** Begin Information given **

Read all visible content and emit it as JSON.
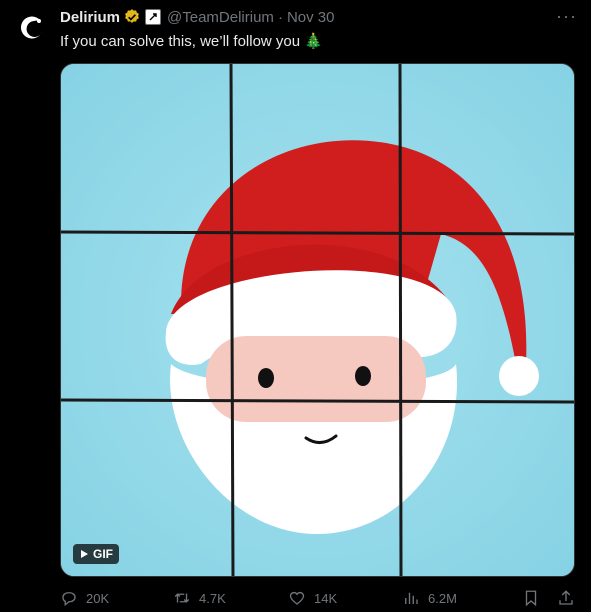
{
  "tweet": {
    "author_name": "Delirium",
    "handle": "@TeamDelirium",
    "separator": "·",
    "date": "Nov 30",
    "text": "If you can solve this, we’ll follow you 🎄",
    "more_label": "···"
  },
  "media": {
    "badge_label": "GIF",
    "background_color": "#8fd6e6",
    "grid": "3x3 puzzle tiles"
  },
  "actions": {
    "replies": "20K",
    "reposts": "4.7K",
    "likes": "14K",
    "views": "6.2M"
  },
  "colors": {
    "background": "#000000",
    "text": "#e7e9ea",
    "muted": "#71767b",
    "verified_gold": "#e2b719",
    "santa_red": "#d01e1e"
  },
  "icons": [
    "avatar-logo-icon",
    "verified-badge-icon",
    "affiliate-badge-icon",
    "more-icon",
    "play-icon",
    "reply-icon",
    "repost-icon",
    "like-icon",
    "views-icon",
    "bookmark-icon",
    "share-icon"
  ]
}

** End Information given **

* **Exercise goal**
Write out the data precisely as given, excluding the pictures.

* **Full output**
Read all visible content and emit it as JSON.
{
  "tweet": {
    "author_name": "Delirium",
    "handle": "@TeamDelirium",
    "separator": "·",
    "date": "Nov 30",
    "text": "If you can solve this, we’ll follow you 🎄",
    "more_label": "···"
  },
  "media": {
    "badge_label": "GIF",
    "background_color": "#8fd6e6",
    "grid": "3x3 puzzle tiles"
  },
  "actions": {
    "replies": "20K",
    "reposts": "4.7K",
    "likes": "14K",
    "views": "6.2M"
  },
  "colors": {
    "background": "#000000",
    "text": "#e7e9ea",
    "muted": "#71767b",
    "verified_gold": "#e2b719",
    "santa_red": "#d01e1e"
  },
  "icons": [
    "avatar-logo-icon",
    "verified-badge-icon",
    "affiliate-badge-icon",
    "more-icon",
    "play-icon",
    "reply-icon",
    "repost-icon",
    "like-icon",
    "views-icon",
    "bookmark-icon",
    "share-icon"
  ]
}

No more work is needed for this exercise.